[Records]
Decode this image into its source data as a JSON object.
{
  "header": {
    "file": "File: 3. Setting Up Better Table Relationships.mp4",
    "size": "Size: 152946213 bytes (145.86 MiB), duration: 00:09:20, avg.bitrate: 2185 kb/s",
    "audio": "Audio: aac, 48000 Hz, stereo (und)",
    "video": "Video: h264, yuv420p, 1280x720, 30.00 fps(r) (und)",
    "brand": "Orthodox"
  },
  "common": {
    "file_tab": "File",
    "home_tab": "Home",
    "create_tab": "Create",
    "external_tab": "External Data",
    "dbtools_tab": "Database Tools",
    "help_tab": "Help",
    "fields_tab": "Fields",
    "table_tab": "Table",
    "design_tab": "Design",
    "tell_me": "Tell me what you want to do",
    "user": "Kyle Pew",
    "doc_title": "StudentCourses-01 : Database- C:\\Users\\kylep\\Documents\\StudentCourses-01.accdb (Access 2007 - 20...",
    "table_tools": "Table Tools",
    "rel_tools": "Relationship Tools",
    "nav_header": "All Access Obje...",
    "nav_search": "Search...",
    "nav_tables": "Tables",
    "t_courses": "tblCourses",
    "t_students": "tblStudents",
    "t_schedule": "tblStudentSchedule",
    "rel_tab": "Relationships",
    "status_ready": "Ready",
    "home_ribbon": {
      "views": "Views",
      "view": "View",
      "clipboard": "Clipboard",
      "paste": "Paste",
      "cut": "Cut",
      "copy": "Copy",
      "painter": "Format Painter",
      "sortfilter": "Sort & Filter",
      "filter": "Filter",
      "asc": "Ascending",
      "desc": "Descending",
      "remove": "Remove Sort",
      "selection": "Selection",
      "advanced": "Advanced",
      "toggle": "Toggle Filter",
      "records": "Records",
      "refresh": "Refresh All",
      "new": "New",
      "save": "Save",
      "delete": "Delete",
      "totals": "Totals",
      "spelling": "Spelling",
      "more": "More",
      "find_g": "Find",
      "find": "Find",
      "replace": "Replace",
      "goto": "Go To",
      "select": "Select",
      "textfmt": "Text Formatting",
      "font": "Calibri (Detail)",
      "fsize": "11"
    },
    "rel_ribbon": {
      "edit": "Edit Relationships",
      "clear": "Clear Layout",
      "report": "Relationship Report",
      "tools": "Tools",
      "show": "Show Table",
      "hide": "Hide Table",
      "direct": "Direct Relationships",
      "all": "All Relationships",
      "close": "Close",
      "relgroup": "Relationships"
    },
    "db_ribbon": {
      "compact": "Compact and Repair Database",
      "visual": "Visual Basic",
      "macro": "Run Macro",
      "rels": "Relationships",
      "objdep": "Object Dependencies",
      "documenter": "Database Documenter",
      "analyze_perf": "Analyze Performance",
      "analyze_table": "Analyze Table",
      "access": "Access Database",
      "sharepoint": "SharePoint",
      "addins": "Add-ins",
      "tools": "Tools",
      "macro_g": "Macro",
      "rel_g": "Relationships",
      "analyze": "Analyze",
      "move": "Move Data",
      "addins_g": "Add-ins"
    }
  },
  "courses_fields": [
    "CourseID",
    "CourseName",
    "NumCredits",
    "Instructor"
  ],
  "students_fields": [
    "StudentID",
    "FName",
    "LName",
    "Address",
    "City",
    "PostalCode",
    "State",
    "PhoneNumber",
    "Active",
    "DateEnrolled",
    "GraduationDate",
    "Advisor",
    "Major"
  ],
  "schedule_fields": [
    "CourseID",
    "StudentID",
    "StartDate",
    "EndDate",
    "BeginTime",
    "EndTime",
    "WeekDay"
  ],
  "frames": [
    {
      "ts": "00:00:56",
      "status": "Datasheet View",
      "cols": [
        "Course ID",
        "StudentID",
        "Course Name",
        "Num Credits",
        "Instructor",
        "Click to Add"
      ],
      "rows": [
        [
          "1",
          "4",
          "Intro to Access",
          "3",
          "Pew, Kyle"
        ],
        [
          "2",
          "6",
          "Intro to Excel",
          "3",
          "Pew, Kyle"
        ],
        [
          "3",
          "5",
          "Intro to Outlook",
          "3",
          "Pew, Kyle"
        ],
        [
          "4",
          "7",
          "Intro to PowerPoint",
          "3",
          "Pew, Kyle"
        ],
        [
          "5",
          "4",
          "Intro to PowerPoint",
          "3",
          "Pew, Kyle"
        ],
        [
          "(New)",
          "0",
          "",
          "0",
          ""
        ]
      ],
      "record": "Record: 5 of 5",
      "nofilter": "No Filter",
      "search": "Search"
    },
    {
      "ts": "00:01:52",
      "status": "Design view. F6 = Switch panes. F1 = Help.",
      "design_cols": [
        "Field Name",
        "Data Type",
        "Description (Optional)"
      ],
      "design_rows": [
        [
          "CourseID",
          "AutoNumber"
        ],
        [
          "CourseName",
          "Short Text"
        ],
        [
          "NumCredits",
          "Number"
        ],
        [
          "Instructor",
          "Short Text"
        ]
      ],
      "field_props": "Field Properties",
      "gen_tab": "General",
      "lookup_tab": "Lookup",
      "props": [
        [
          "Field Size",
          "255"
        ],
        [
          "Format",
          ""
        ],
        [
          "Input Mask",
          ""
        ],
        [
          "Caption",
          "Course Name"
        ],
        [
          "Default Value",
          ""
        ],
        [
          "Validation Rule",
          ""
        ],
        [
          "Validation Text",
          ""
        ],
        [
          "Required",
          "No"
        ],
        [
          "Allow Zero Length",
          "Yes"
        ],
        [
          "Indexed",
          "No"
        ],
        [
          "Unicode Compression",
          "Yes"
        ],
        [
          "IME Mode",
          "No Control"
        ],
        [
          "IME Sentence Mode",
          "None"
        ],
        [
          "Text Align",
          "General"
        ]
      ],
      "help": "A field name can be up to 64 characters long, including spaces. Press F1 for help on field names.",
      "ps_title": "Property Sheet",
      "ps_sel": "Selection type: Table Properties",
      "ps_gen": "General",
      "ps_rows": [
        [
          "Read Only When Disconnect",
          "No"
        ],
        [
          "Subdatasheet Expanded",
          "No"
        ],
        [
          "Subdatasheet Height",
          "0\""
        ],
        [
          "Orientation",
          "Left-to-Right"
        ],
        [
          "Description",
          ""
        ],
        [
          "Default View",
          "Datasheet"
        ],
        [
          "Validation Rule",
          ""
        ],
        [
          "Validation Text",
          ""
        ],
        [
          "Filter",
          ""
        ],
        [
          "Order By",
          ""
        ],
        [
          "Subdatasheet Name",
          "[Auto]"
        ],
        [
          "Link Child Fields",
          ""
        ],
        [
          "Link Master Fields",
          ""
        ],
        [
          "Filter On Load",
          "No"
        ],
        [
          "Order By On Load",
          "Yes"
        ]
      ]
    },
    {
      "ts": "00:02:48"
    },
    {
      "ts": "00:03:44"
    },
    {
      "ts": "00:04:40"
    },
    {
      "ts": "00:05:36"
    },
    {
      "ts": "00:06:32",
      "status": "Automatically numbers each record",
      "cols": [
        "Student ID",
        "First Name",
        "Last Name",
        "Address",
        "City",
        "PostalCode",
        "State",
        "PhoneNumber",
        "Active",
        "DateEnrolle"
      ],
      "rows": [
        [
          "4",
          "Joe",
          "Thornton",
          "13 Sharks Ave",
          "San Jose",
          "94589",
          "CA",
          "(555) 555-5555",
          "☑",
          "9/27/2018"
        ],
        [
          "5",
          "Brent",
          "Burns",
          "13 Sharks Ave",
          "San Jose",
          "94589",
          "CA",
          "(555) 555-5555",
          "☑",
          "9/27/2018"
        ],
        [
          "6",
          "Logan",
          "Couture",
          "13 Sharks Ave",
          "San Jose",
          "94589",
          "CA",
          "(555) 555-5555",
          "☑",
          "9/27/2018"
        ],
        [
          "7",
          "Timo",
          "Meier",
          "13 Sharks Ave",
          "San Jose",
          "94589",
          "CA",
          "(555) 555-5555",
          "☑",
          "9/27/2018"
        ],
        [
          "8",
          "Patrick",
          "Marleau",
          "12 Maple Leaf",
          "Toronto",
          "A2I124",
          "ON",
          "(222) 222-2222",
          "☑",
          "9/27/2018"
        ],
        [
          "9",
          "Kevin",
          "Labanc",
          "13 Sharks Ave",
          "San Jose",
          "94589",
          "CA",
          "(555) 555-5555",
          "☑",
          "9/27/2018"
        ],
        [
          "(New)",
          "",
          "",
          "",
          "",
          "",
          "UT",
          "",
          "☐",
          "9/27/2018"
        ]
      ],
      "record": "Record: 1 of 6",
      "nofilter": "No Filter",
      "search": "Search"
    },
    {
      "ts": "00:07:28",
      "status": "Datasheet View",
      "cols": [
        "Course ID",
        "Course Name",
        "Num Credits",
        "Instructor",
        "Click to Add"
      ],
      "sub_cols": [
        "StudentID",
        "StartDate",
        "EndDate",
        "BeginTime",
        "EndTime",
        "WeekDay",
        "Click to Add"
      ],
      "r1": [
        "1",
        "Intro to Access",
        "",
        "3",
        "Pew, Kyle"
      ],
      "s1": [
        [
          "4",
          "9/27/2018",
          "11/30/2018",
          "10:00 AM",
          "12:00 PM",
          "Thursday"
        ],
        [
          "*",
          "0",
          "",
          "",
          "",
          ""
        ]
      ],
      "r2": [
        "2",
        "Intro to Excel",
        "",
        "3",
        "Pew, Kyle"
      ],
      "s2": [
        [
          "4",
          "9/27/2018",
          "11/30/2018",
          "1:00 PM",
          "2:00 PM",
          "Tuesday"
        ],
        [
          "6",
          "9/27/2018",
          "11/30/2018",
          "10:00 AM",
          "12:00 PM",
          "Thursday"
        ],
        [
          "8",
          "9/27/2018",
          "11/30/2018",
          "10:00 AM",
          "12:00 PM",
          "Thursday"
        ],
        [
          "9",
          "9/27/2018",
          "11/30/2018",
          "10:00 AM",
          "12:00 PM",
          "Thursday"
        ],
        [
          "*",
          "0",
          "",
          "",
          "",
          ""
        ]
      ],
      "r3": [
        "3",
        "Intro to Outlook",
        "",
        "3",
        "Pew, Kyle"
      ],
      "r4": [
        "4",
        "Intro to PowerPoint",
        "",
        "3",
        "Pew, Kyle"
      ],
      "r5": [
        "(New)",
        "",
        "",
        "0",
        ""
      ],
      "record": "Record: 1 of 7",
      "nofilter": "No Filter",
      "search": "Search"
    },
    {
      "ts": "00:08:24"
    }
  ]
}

**EXERCISE TASK**
Take every line that includes the string "Sort" and copy it.

**IN RESPONSE**
      "sortfilter": "Sort & Filter",
      "remove": "Remove Sort",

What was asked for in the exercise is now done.